Check each line for the string "Подробнее", then give only how many lines have it.

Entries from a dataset
------------------------------------

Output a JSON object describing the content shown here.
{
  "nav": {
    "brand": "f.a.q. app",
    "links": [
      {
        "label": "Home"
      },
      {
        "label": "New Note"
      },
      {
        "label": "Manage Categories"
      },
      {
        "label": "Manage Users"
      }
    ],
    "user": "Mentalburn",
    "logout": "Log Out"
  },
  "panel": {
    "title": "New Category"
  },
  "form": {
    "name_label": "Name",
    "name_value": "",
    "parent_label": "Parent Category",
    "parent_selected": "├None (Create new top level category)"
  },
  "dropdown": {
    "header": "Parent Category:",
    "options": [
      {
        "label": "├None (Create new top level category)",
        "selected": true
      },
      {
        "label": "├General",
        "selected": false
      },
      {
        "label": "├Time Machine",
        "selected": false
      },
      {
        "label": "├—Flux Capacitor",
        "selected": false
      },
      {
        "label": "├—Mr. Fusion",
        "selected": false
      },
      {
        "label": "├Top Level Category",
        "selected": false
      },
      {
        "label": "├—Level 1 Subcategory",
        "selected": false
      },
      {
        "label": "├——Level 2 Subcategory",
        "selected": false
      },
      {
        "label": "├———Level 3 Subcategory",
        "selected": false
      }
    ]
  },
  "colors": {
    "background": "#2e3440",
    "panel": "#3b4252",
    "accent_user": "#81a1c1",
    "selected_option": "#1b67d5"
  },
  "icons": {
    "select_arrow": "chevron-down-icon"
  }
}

------------------------------------

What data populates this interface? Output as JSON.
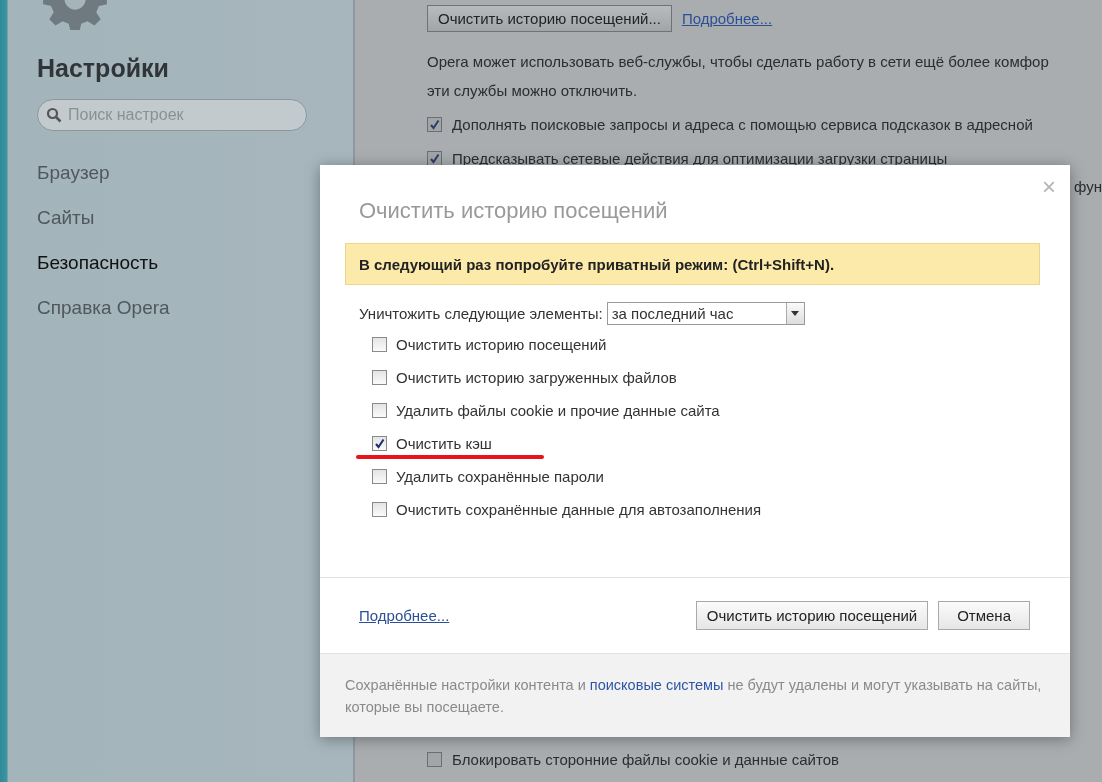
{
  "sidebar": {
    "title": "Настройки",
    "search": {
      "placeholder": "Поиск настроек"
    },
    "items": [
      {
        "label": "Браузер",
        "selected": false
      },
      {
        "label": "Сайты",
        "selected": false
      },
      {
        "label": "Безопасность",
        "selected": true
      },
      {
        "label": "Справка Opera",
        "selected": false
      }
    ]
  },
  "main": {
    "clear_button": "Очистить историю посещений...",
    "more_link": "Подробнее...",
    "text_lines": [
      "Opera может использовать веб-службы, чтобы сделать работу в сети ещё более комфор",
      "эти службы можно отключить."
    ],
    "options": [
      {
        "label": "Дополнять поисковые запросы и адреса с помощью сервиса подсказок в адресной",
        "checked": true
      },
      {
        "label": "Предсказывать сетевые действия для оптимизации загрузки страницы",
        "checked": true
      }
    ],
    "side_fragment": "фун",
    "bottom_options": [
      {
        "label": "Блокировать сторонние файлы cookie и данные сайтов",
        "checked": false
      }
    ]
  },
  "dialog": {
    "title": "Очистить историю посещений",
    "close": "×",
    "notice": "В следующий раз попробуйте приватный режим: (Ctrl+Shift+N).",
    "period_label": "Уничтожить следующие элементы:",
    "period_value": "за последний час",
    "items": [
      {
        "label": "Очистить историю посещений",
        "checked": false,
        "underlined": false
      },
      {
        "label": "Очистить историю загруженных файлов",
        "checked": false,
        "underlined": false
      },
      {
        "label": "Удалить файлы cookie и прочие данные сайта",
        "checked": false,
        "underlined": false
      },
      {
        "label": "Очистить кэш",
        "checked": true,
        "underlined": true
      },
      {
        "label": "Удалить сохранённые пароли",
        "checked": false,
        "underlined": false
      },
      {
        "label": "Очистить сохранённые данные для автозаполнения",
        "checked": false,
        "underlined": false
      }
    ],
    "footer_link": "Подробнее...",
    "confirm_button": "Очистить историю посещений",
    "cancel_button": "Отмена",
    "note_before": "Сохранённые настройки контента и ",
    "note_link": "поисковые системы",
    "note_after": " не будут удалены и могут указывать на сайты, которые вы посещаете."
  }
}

------------------------------------

Result of this task:
2